- Written request: All lines featuring the string "archivo" are to be listed.
'''
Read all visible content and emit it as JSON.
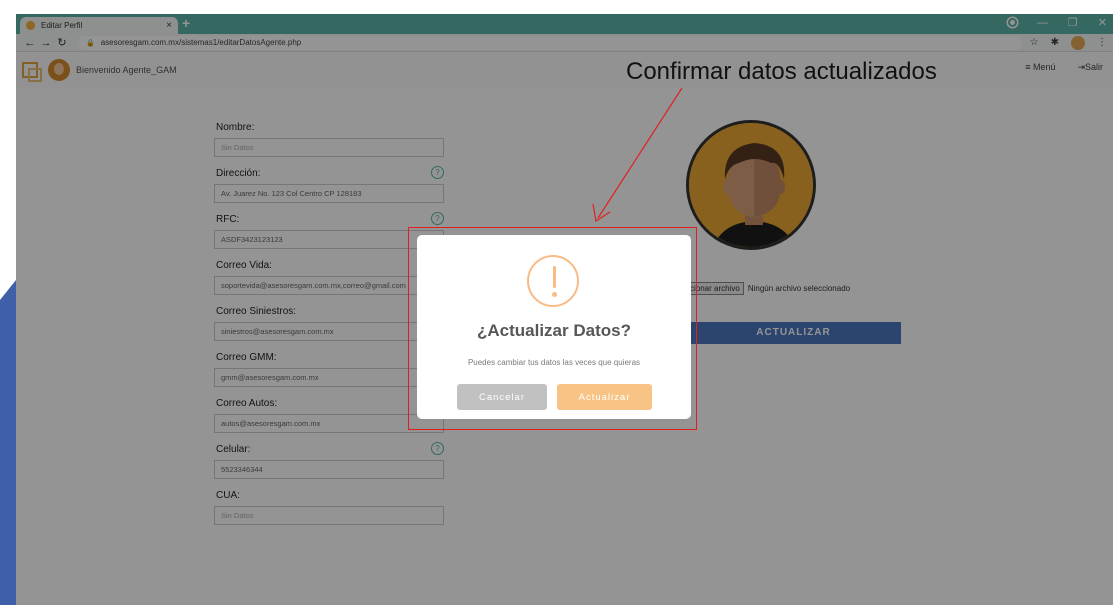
{
  "browser": {
    "tab_title": "Editar Perfil",
    "tab_close": "×",
    "new_tab": "+",
    "url": "asesoresgam.com.mx/sistemas1/editarDatosAgente.php"
  },
  "header": {
    "welcome": "Bienvenido Agente_GAM",
    "menu_label": "≡ Menú",
    "logout_label": "⇥Salir"
  },
  "form": {
    "fields": [
      {
        "label": "Nombre:",
        "value": "Sin Datos"
      },
      {
        "label": "Dirección:",
        "value": "Av. Juarez No. 123 Col Centro CP 128183"
      },
      {
        "label": "RFC:",
        "value": "ASDF3423123123"
      },
      {
        "label": "Correo Vida:",
        "value": "soportevida@asesoresgam.com.mx,correo@gmail.com"
      },
      {
        "label": "Correo Siniestros:",
        "value": "siniestros@asesoresgam.com.mx"
      },
      {
        "label": "Correo GMM:",
        "value": "gmm@asesoresgam.com.mx"
      },
      {
        "label": "Correo Autos:",
        "value": "autos@asesoresgam.com.mx"
      },
      {
        "label": "Celular:",
        "value": "5523346344"
      },
      {
        "label": "CUA:",
        "value": "Sin Datos"
      }
    ],
    "file_button": "ccionar archivo",
    "file_status": "Ningún archivo seleccionado",
    "update_button": "ACTUALIZAR"
  },
  "modal": {
    "title": "¿Actualizar Datos?",
    "text": "Puedes cambiar tus datos las veces que quieras",
    "cancel_label": "Cancelar",
    "confirm_label": "Actualizar"
  },
  "annotation": {
    "text": "Confirmar datos actualizados",
    "color": "#e02020"
  }
}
'''
- Right answer:
    "file_button": "ccionar archivo",
    "file_status": "Ningún archivo seleccionado",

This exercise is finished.